● **EXERCISE INSTRUCTIONS**
In the forum thread below about fish heads on a shed, roughly how much does the critter clay cost?

● **EXTRACT TO READ**

···

# Fish heads on shed



## JimP (Feb 8, 2002)

Kinda antiquated in todays' world I guess, But:
Over the years along with Antlers, recovered skulls etc we used to tack large pike, catfish and gar heads over a friends barn door. The fish skulls only lasted a year or two then disintegrated.
This fall I'd like to take a couple of mean 'ol male salmon heads and put them on the fishing shed. What's a good cheap treatment for some modicum of durability outdoors? 3-4-5 years possible?


----------



## neil duffey (Feb 22, 2004)

clean em out... degreas em, get all the meat out of them including the cheek meat... exct exct (cost nothing ) and then fil it back in w/ critter clay (about $7 ) and then seal it w/ fungicidal sealer (about $10 ) and you can get a couple of fish heads done w/ those two things... if you want the eyes then you will have to replace the eyes w/ fake ones. another $4 to $12 depending on the maker.


----------



## neil duffey (Feb 22, 2004)

oh i forgot, you can fill em w/ borax or soak em in lantern gas to semi preserve them... but only after you get all the meat and grease out... if you dont get the meat and grease out, they wont last long at all.


----------



## JimP (Feb 8, 2002)

Would boiling them with borax/peroxide like the European deer skull mounts I've read about get the cleaning done or would they fall apart from loss of conective tissue?


----------



## neil duffey (Feb 22, 2004)

they would fall apart.


----------



## JimP (Feb 8, 2002)

neil duffey said:


> they would fall apart.


So I just scrape away with an Exacto knife or what?


----------



## neil duffey (Feb 22, 2004)

when you originaly posted i had no clue you wanted just the skull. i wouldnt know how to get a perfectly white skull im sorry. we just dont have people asking us to do european skull mounts on fish every day.


----------



## JimP (Feb 8, 2002)

neil duffey said:


> when you originaly posted i had no clue you wanted just the skull. i wouldnt know how to get a perfectly white skull im sorry. we just dont have people asking us to do european skull mounts on fish every day.


That's ok, just wanted the heads to last awhile outdoors, not fall apart in a year or two. Maybe I'll wait until they weather a couple months then dip them in some kind of UV epoxy. Thanks for the consult.


----------



## neil duffey (Feb 22, 2004)

jimp said:


> That's ok, just wanted the heads to last awhile outdoors, not fall apart in a year or two. Maybe I'll wait until they weather a couple months then dip them in some kind of UV epoxy. Thanks for the consult.

···

● **RECORD EXTRACTS**
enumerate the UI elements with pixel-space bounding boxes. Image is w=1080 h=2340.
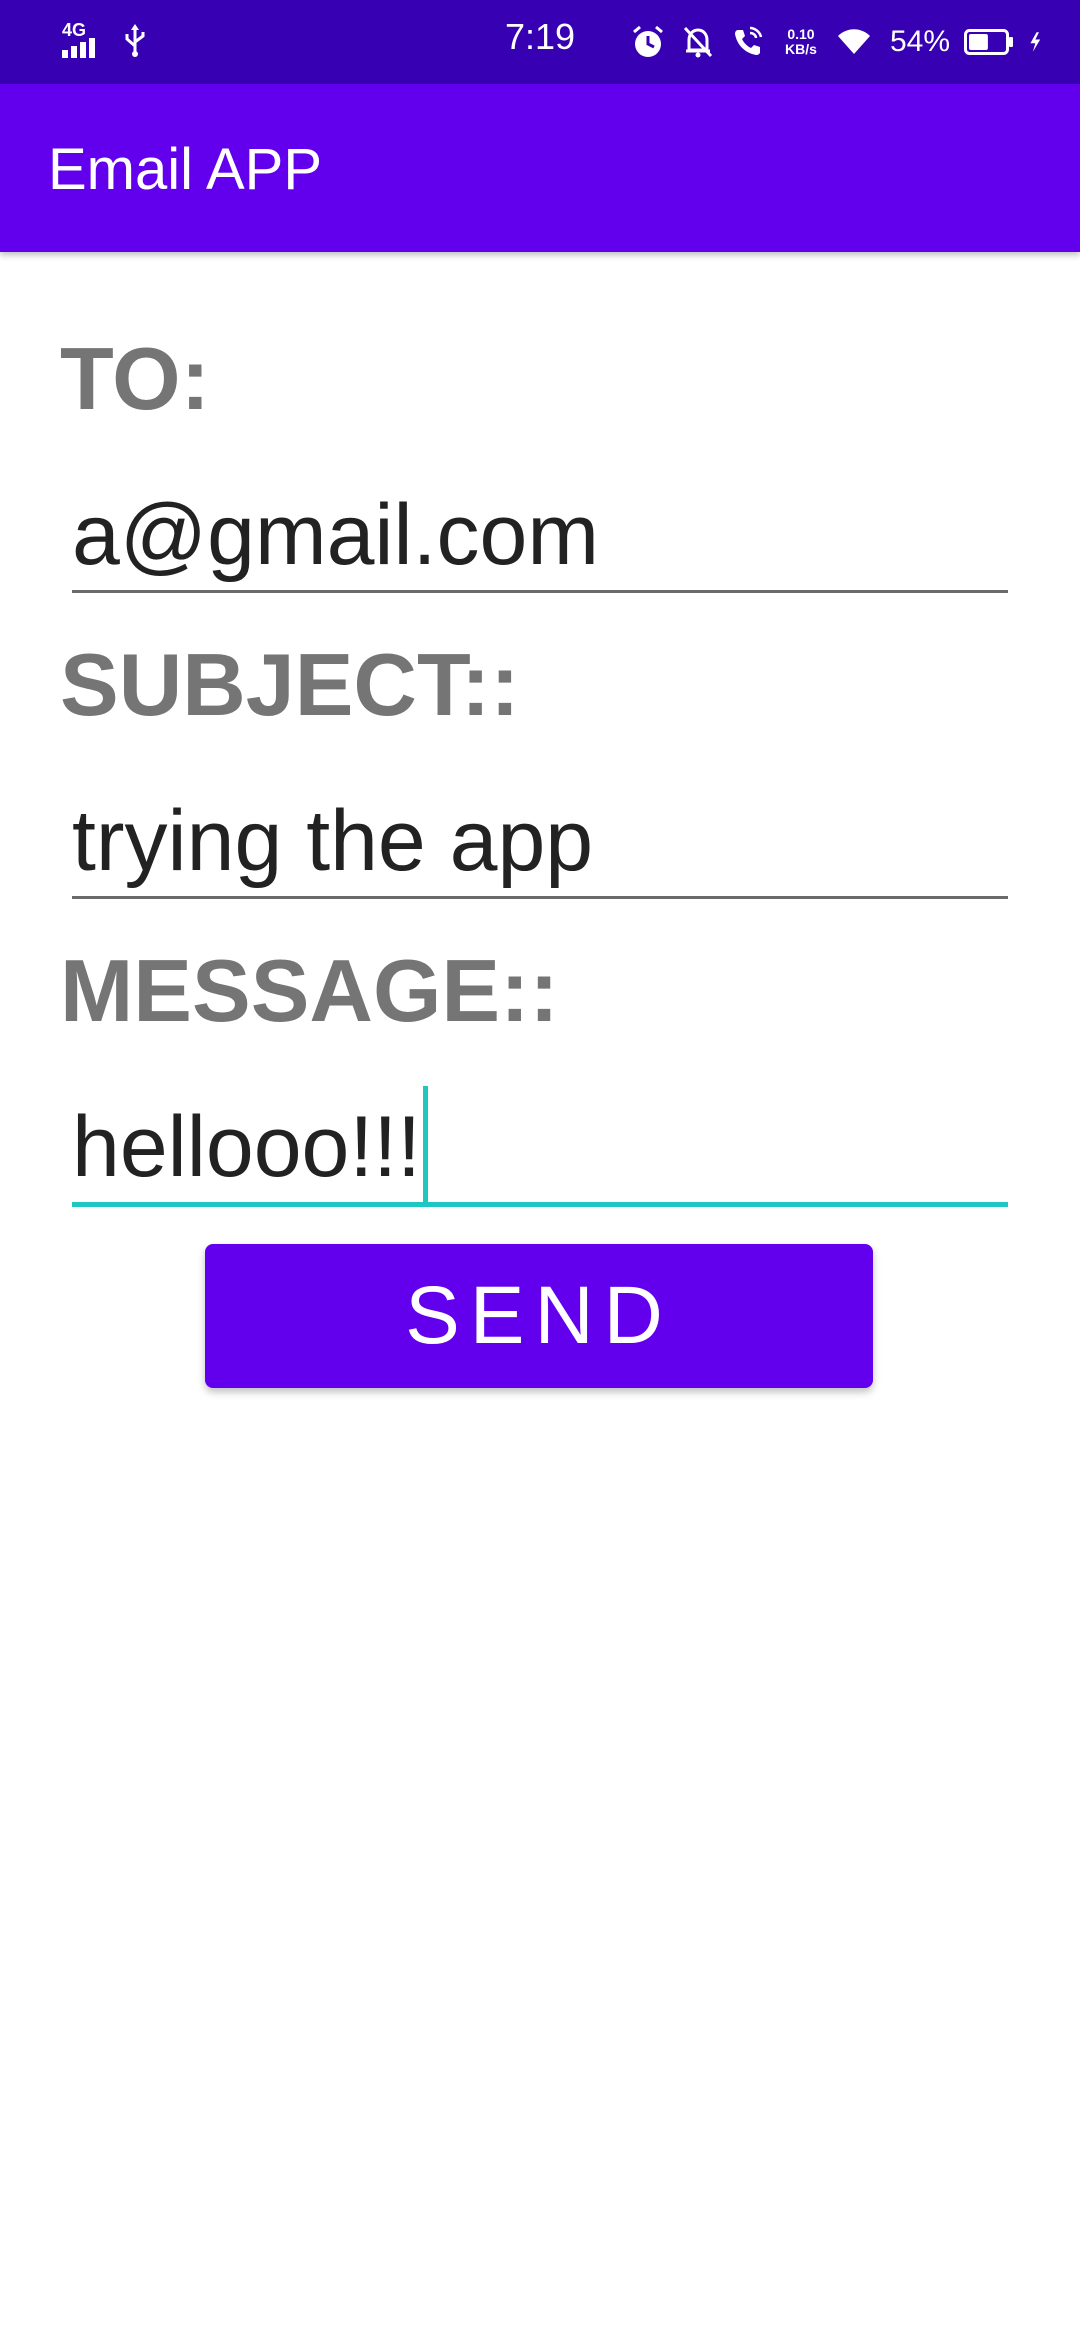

···

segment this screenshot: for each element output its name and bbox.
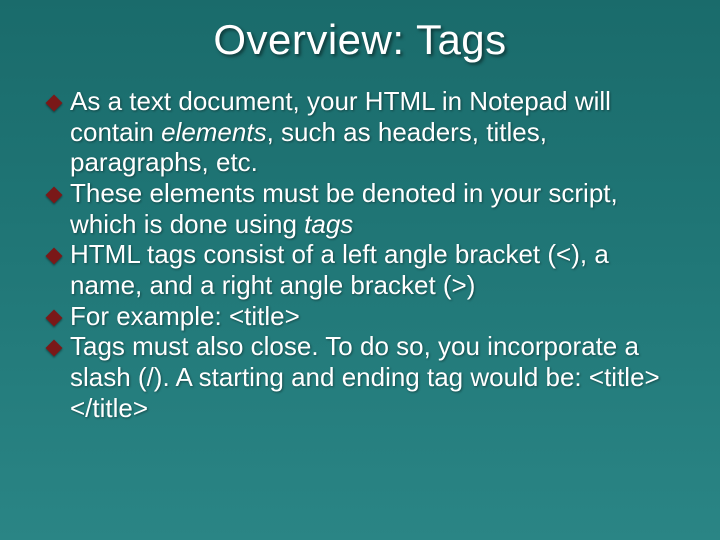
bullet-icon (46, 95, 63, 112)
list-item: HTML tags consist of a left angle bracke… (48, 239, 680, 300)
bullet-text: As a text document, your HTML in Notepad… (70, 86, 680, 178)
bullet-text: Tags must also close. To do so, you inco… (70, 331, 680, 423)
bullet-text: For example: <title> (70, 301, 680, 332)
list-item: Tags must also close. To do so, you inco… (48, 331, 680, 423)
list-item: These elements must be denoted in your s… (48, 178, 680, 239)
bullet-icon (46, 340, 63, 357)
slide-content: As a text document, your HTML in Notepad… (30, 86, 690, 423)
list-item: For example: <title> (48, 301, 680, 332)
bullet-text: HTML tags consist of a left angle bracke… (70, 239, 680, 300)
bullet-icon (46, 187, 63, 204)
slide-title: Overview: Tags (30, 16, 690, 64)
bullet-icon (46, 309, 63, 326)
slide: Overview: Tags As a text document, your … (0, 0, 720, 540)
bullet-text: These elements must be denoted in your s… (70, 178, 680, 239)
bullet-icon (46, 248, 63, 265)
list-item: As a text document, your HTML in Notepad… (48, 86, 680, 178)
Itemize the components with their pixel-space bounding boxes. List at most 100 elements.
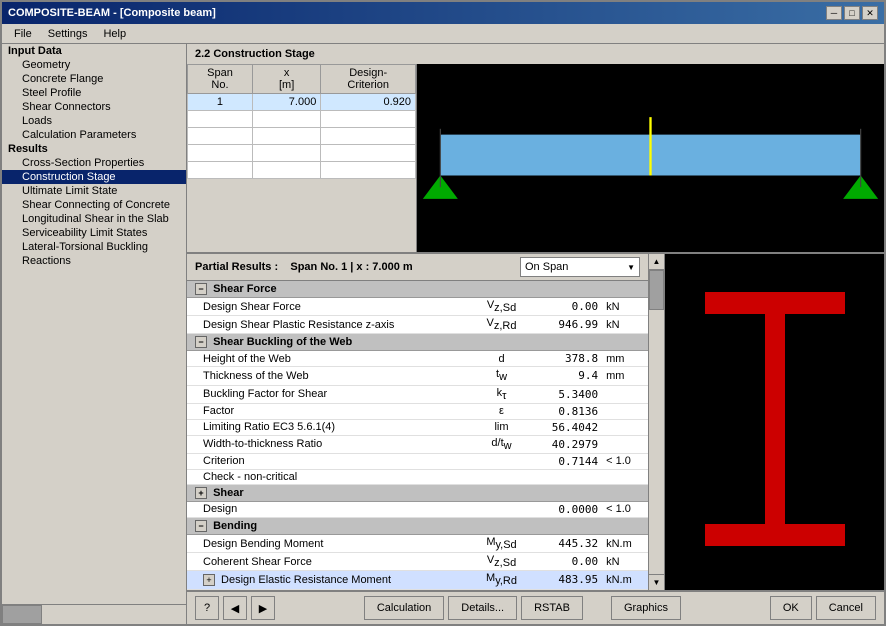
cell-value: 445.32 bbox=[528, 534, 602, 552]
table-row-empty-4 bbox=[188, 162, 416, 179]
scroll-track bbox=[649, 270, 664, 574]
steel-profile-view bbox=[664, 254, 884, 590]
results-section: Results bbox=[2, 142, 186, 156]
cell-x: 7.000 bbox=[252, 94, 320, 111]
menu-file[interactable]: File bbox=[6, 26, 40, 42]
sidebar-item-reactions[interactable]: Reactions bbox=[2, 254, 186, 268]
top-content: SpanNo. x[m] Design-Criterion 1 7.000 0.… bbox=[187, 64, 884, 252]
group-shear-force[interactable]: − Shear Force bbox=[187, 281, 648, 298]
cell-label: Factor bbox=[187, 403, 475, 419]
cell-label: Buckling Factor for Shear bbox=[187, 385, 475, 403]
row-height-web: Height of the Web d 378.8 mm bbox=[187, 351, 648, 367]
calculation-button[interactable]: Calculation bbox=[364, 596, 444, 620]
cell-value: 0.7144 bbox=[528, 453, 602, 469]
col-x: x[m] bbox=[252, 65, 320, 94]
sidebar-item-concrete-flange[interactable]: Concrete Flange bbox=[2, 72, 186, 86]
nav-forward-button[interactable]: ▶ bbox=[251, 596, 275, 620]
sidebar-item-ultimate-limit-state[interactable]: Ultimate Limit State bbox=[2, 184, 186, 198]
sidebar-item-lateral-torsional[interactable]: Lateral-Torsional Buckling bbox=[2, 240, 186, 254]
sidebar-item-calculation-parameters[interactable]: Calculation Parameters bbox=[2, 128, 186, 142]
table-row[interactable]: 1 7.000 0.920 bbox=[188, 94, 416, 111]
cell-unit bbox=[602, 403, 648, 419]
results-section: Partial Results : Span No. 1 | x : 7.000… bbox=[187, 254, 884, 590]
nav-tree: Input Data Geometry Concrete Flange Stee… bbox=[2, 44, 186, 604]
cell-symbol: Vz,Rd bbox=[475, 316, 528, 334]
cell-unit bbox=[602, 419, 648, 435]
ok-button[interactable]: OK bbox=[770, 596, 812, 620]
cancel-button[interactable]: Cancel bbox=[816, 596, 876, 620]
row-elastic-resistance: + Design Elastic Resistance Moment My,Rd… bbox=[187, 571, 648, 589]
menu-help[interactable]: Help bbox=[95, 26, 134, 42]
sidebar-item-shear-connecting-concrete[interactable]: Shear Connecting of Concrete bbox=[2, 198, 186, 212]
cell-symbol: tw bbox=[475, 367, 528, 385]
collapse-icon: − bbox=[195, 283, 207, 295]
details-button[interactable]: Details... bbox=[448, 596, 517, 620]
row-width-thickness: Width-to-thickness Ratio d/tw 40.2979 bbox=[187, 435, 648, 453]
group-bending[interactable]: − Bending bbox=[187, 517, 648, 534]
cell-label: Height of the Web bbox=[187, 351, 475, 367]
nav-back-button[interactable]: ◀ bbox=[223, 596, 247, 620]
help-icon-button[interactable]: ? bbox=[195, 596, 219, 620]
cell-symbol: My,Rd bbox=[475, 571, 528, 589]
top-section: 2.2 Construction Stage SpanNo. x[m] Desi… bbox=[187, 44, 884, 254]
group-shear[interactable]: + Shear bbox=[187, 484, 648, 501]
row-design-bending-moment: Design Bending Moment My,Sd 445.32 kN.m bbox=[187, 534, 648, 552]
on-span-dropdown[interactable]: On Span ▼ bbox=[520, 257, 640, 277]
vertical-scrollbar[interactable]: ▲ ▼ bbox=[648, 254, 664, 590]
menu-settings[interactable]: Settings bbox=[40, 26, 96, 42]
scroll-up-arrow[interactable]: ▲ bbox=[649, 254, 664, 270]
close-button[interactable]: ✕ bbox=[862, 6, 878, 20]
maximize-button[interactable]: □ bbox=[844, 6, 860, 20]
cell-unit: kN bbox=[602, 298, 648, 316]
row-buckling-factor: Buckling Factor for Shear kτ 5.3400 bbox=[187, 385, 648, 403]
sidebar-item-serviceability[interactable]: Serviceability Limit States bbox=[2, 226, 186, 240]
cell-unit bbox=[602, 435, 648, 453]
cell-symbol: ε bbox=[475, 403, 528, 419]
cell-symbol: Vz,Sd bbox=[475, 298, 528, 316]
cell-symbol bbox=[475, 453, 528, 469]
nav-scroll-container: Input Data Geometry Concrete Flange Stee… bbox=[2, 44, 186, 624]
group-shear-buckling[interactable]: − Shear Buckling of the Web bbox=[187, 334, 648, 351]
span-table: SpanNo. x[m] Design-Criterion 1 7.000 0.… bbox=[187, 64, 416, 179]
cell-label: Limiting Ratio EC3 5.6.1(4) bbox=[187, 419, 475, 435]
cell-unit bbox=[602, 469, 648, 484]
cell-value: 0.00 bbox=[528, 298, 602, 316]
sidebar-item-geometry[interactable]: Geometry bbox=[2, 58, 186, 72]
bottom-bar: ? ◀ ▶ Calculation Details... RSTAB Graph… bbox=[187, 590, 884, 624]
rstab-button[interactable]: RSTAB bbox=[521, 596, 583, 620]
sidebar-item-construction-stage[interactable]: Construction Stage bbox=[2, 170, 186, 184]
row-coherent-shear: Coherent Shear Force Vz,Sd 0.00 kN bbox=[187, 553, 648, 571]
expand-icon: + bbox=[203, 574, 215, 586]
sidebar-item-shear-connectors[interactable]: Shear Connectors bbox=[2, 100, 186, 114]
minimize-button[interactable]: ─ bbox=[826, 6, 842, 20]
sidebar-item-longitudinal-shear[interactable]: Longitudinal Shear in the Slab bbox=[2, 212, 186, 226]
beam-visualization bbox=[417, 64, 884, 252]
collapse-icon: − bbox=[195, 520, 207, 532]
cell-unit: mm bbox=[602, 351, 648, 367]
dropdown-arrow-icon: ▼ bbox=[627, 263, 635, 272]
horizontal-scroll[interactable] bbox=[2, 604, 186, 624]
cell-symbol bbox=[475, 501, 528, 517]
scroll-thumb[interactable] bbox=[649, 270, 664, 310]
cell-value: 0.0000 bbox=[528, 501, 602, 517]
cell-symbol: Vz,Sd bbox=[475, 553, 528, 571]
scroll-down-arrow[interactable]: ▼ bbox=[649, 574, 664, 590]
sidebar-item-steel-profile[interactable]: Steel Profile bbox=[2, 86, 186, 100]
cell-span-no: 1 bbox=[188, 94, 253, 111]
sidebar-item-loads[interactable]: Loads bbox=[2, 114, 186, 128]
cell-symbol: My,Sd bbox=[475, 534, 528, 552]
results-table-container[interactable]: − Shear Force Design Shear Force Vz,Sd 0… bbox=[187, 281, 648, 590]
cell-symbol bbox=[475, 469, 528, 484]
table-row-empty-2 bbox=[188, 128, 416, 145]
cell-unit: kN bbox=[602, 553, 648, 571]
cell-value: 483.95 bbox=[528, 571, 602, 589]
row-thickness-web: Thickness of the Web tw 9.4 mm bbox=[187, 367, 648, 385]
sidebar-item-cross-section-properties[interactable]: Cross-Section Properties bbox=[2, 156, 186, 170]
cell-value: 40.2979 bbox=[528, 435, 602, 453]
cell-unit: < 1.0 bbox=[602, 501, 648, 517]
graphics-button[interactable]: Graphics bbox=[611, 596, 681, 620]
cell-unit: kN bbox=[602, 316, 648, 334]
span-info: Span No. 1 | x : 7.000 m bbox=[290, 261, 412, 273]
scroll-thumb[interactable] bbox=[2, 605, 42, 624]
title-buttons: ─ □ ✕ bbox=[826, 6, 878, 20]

···

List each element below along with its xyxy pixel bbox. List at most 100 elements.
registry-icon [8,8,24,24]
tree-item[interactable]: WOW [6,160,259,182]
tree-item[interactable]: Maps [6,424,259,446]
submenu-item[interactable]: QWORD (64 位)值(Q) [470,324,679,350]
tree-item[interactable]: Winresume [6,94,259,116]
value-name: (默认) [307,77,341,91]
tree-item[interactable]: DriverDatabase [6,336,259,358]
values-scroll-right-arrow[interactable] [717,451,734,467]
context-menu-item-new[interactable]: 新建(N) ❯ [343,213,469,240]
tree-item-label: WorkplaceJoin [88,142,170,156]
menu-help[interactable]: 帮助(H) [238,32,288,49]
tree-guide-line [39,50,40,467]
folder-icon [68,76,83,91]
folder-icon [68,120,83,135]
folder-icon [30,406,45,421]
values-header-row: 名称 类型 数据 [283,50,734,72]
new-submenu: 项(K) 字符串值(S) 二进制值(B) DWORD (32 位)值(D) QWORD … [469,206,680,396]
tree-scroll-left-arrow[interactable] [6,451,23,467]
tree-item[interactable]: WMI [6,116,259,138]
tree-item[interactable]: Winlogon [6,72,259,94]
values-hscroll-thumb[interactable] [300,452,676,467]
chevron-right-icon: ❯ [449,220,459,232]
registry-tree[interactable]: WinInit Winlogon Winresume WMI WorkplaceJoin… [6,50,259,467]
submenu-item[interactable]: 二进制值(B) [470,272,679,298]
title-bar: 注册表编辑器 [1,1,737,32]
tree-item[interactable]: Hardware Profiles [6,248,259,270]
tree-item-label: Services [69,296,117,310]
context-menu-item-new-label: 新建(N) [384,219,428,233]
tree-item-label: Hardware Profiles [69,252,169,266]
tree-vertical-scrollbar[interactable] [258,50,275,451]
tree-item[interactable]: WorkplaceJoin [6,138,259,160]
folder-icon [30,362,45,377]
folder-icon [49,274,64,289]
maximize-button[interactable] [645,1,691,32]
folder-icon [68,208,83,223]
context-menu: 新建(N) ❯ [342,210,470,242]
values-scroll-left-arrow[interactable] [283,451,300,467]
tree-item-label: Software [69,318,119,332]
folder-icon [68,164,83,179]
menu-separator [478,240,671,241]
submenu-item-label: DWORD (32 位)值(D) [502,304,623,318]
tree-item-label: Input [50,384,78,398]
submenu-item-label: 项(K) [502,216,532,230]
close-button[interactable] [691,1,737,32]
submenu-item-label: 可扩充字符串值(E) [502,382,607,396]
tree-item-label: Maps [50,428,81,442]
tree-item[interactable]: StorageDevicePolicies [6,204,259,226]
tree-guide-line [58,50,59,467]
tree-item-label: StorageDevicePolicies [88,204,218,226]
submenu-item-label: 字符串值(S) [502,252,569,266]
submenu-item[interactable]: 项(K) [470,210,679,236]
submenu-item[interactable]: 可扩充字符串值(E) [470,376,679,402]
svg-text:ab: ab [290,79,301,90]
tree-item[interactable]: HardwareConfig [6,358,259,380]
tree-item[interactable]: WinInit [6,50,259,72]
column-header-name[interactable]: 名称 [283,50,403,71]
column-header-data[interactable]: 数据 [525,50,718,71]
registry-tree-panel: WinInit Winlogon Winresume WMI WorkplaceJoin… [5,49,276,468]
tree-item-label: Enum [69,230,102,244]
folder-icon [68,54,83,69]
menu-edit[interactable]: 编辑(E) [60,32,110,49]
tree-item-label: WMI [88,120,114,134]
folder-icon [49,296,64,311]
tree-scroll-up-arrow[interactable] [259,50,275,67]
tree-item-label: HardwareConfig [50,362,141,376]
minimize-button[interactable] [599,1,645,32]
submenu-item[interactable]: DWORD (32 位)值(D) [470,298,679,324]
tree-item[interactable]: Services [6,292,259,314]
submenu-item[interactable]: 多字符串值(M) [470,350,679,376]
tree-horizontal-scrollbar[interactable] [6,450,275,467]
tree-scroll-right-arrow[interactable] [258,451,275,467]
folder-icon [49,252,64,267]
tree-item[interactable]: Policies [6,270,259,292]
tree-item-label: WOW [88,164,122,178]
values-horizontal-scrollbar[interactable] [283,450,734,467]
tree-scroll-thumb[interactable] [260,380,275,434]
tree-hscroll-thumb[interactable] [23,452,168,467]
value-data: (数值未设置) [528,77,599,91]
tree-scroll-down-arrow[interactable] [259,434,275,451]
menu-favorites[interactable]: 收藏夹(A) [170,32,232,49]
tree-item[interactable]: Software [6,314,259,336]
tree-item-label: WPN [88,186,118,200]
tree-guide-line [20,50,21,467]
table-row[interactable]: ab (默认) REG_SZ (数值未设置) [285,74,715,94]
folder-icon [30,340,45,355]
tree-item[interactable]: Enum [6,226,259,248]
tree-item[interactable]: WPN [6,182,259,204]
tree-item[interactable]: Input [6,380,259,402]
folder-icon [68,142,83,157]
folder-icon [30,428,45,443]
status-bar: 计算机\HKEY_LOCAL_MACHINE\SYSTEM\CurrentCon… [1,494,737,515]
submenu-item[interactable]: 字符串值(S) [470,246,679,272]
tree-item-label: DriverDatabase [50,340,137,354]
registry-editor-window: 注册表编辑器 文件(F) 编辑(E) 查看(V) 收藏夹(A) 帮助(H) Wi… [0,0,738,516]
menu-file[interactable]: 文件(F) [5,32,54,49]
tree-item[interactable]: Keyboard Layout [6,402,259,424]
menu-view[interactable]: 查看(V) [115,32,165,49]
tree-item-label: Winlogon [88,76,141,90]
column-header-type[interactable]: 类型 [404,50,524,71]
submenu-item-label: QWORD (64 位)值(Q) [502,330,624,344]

···

● **EXERCISE RESULT**
About $7.